Work to complete — Show every line that has the string "Vongerichten" in it.

/---

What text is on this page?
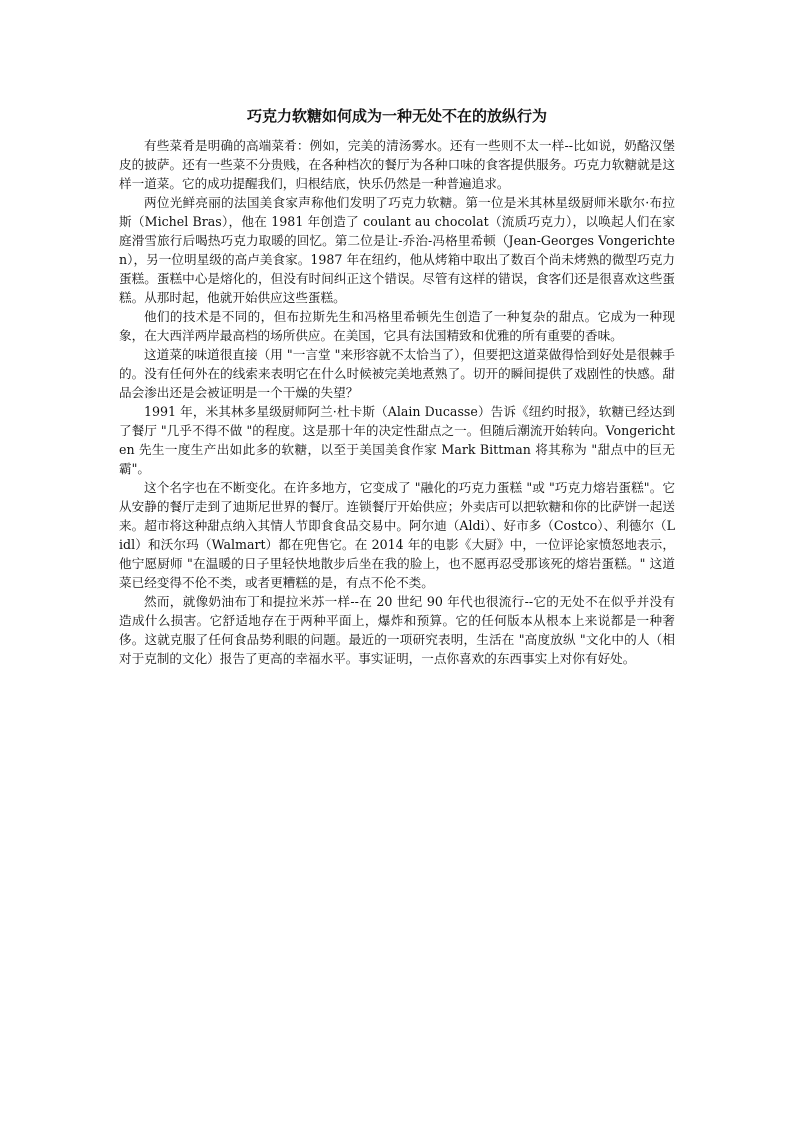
巧克力软糖如何成为一种无处不在的放纵行为

有些菜肴是明确的高端菜肴：例如，完美的清汤雾水。还有一些则不太一样--比如说，奶酪汉堡皮的披萨。还有一些菜不分贵贱，在各种档次的餐厅为各种口味的食客提供服务。巧克力软糖就是这样一道菜。它的成功提醒我们，归根结底，快乐仍然是一种普遍追求。

两位光鲜亮丽的法国美食家声称他们发明了巧克力软糖。第一位是米其林星级厨师米歇尔·布拉斯（Michel Bras），他在 1981 年创造了 coulant au chocolat（流质巧克力），以唤起人们在家庭滑雪旅行后喝热巧克力取暖的回忆。第二位是让-乔治-冯格里希顿（Jean-Georges Vongerichten），另一位明星级的高卢美食家。1987 年在纽约，他从烤箱中取出了数百个尚未烤熟的微型巧克力蛋糕。蛋糕中心是熔化的，但没有时间纠正这个错误。尽管有这样的错误，食客们还是很喜欢这些蛋糕。从那时起，他就开始供应这些蛋糕。

他们的技术是不同的，但布拉斯先生和冯格里希顿先生创造了一种复杂的甜点。它成为一种现象，在大西洋两岸最高档的场所供应。在美国，它具有法国精致和优雅的所有重要的香味。

这道菜的味道很直接（用 "一言堂 "来形容就不太恰当了），但要把这道菜做得恰到好处是很棘手的。没有任何外在的线索来表明它在什么时候被完美地煮熟了。切开的瞬间提供了戏剧性的快感。甜品会渗出还是会被证明是一个干燥的失望？

1991 年，米其林多星级厨师阿兰·杜卡斯（Alain Ducasse）告诉《纽约时报》，软糖已经达到了餐厅 "几乎不得不做 "的程度。这是那十年的决定性甜点之一。但随后潮流开始转向。Vongerichten 先生一度生产出如此多的软糖，以至于美国美食作家 Mark Bittman 将其称为 "甜点中的巨无霸"。

这个名字也在不断变化。在许多地方，它变成了 "融化的巧克力蛋糕 "或 "巧克力熔岩蛋糕"。它从安静的餐厅走到了迪斯尼世界的餐厅。连锁餐厅开始供应；外卖店可以把软糖和你的比萨饼一起送来。超市将这种甜点纳入其情人节即食食品交易中。阿尔迪（Aldi）、好市多（Costco）、利德尔（Lidl）和沃尔玛（Walmart）都在兜售它。在 2014 年的电影《大厨》中，一位评论家愤怒地表示，他宁愿厨师 "在温暖的日子里轻快地散步后坐在我的脸上，也不愿再忍受那该死的熔岩蛋糕。" 这道菜已经变得不伦不类，或者更糟糕的是，有点不伦不类。

然而，就像奶油布丁和提拉米苏一样--在 20 世纪 90 年代也很流行--它的无处不在似乎并没有造成什么损害。它舒适地存在于两种平面上，爆炸和预算。它的任何版本从根本上来说都是一种奢侈。这就克服了任何食品势利眼的问题。最近的一项研究表明，生活在 "高度放纵 "文化中的人（相对于克制的文化）报告了更高的幸福水平。事实证明，一点你喜欢的东西事实上对你有好处。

\---

Output below —
两位光鲜亮丽的法国美食家声称他们发明了巧克力软糖。第一位是米其林星级厨师米歇尔·布拉斯（Michel Bras），他在 1981 年创造了 coulant au chocolat（流质巧克力），以唤起人们在家庭滑雪旅行后喝热巧克力取暖的回忆。第二位是让-乔治-冯格里希顿（Jean-Georges Vongerichten），另一位明星级的高卢美食家。1987 年在纽约，他从烤箱中取出了数百个尚未烤熟的微型巧克力蛋糕。蛋糕中心是熔化的，但没有时间纠正这个错误。尽管有这样的错误，食客们还是很喜欢这些蛋糕。从那时起，他就开始供应这些蛋糕。
1991 年，米其林多星级厨师阿兰·杜卡斯（Alain Ducasse）告诉《纽约时报》，软糖已经达到了餐厅 "几乎不得不做 "的程度。这是那十年的决定性甜点之一。但随后潮流开始转向。Vongerichten 先生一度生产出如此多的软糖，以至于美国美食作家 Mark Bittman 将其称为 "甜点中的巨无霸"。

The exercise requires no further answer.